-- WHAT IS EXPECTED --
Using the data below, gather each line that includes the word "here".

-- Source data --

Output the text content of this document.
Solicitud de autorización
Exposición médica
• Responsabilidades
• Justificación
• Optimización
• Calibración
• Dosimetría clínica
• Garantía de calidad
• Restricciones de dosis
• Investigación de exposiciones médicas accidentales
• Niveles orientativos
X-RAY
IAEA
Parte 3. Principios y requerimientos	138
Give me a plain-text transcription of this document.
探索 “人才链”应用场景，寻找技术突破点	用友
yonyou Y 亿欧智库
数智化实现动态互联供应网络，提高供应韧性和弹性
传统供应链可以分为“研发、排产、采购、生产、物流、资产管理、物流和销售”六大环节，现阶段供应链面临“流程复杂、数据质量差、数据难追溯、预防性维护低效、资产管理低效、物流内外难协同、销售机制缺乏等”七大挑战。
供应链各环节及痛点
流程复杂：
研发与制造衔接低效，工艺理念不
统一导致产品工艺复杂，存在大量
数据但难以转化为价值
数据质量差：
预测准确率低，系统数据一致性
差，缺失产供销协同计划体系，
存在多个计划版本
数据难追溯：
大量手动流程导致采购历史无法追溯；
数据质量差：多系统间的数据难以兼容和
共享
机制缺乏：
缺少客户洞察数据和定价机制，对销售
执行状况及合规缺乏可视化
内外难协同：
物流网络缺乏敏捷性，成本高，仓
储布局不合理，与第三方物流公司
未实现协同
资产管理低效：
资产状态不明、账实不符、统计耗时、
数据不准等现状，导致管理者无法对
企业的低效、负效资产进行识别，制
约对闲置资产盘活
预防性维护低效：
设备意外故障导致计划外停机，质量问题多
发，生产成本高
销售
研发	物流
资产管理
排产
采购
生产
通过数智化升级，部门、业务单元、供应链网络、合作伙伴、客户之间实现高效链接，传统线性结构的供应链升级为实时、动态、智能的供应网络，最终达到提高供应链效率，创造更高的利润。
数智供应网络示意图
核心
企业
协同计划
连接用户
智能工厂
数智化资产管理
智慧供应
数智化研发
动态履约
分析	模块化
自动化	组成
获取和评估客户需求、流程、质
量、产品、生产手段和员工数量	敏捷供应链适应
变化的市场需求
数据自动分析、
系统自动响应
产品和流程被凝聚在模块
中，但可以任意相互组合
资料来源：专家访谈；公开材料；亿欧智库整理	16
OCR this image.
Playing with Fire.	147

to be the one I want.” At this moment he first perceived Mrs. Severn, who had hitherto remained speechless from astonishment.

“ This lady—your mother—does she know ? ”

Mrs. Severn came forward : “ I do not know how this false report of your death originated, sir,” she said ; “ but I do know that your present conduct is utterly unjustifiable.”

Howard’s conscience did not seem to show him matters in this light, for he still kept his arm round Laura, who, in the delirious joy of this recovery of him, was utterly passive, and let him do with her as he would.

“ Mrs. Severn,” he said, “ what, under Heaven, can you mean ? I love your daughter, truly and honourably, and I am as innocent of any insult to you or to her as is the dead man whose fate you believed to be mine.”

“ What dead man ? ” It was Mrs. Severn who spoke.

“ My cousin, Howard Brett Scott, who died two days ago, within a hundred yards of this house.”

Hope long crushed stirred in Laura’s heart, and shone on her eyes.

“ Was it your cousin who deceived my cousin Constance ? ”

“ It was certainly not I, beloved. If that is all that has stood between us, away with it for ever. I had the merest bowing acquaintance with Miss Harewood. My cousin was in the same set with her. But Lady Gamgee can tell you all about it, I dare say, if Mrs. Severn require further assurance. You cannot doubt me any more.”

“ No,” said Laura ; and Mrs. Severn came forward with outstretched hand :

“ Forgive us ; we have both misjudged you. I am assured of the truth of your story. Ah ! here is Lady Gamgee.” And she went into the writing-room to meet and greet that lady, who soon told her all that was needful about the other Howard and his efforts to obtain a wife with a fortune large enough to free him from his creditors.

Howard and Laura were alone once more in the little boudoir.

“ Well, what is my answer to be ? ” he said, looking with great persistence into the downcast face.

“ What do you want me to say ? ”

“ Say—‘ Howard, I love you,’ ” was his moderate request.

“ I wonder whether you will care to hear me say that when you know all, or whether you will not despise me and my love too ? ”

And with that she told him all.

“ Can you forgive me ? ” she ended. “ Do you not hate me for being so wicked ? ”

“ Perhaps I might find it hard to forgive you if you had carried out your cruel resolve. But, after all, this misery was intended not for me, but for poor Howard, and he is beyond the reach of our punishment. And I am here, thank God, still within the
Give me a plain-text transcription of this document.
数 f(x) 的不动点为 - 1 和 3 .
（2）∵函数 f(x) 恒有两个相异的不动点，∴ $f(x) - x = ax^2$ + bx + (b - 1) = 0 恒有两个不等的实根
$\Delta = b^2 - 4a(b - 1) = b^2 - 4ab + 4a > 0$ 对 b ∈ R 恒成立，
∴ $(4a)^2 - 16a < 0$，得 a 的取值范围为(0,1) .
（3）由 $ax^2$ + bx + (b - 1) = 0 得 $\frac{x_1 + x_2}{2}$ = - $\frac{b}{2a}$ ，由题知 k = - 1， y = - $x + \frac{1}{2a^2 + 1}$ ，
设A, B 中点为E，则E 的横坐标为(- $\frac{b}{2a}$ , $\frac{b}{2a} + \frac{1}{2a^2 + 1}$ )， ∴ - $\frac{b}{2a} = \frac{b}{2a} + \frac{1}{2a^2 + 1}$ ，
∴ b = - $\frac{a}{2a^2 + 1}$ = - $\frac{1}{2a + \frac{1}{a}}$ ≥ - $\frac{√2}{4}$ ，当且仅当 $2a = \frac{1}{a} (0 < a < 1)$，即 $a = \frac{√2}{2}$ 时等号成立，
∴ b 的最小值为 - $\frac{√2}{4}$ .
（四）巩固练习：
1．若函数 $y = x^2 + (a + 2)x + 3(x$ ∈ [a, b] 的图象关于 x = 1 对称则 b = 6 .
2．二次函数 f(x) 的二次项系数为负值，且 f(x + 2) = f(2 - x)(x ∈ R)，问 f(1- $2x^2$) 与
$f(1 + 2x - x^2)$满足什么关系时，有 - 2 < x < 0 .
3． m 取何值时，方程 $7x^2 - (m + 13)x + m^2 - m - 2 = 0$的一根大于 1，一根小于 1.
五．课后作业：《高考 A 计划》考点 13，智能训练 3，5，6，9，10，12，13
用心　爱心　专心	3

-- RESULT FOR THIS TASK --
“ Forgive us ; we have both misjudged you. I am assured of the truth of your story. Ah ! here is Lady Gamgee.” And she went into the writing-room to meet and greet that lady, who soon told her all that was needful about the other Howard and his efforts to obtain a wife with a fortune large enough to free him from his creditors.
“ Perhaps I might find it hard to forgive you if you had carried out your cruel resolve. But, after all, this misery was intended not for me, but for poor Howard, and he is beyond the reach of our punishment. And I am here, thank God, still within the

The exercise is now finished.